*** Records shown

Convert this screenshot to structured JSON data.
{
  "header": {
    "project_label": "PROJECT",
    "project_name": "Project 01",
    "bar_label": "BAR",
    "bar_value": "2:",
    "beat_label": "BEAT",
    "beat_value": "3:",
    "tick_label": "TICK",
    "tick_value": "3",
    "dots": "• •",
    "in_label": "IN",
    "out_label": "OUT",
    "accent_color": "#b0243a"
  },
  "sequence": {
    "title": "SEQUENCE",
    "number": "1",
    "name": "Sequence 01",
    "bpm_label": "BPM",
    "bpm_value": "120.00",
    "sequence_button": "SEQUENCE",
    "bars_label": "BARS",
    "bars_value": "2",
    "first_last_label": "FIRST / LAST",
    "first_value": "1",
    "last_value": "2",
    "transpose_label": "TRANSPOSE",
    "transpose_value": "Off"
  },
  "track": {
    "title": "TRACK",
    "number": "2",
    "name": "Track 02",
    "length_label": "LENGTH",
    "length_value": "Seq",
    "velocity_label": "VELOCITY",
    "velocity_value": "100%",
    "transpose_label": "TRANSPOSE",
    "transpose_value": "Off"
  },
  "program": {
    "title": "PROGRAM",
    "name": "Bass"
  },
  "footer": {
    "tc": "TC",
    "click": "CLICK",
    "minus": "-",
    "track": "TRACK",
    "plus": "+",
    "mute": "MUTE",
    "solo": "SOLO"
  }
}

******

Write out every entry exactly as given.

**Exercise answer**
Convert this screenshot to structured JSON data.
{
  "header": {
    "project_label": "PROJECT",
    "project_name": "Project 01",
    "bar_label": "BAR",
    "bar_value": "2:",
    "beat_label": "BEAT",
    "beat_value": "3:",
    "tick_label": "TICK",
    "tick_value": "3",
    "dots": "• •",
    "in_label": "IN",
    "out_label": "OUT",
    "accent_color": "#b0243a"
  },
  "sequence": {
    "title": "SEQUENCE",
    "number": "1",
    "name": "Sequence 01",
    "bpm_label": "BPM",
    "bpm_value": "120.00",
    "sequence_button": "SEQUENCE",
    "bars_label": "BARS",
    "bars_value": "2",
    "first_last_label": "FIRST / LAST",
    "first_value": "1",
    "last_value": "2",
    "transpose_label": "TRANSPOSE",
    "transpose_value": "Off"
  },
  "track": {
    "title": "TRACK",
    "number": "2",
    "name": "Track 02",
    "length_label": "LENGTH",
    "length_value": "Seq",
    "velocity_label": "VELOCITY",
    "velocity_value": "100%",
    "transpose_label": "TRANSPOSE",
    "transpose_value": "Off"
  },
  "program": {
    "title": "PROGRAM",
    "name": "Bass"
  },
  "footer": {
    "tc": "TC",
    "click": "CLICK",
    "minus": "-",
    "track": "TRACK",
    "plus": "+",
    "mute": "MUTE",
    "solo": "SOLO"
  }
}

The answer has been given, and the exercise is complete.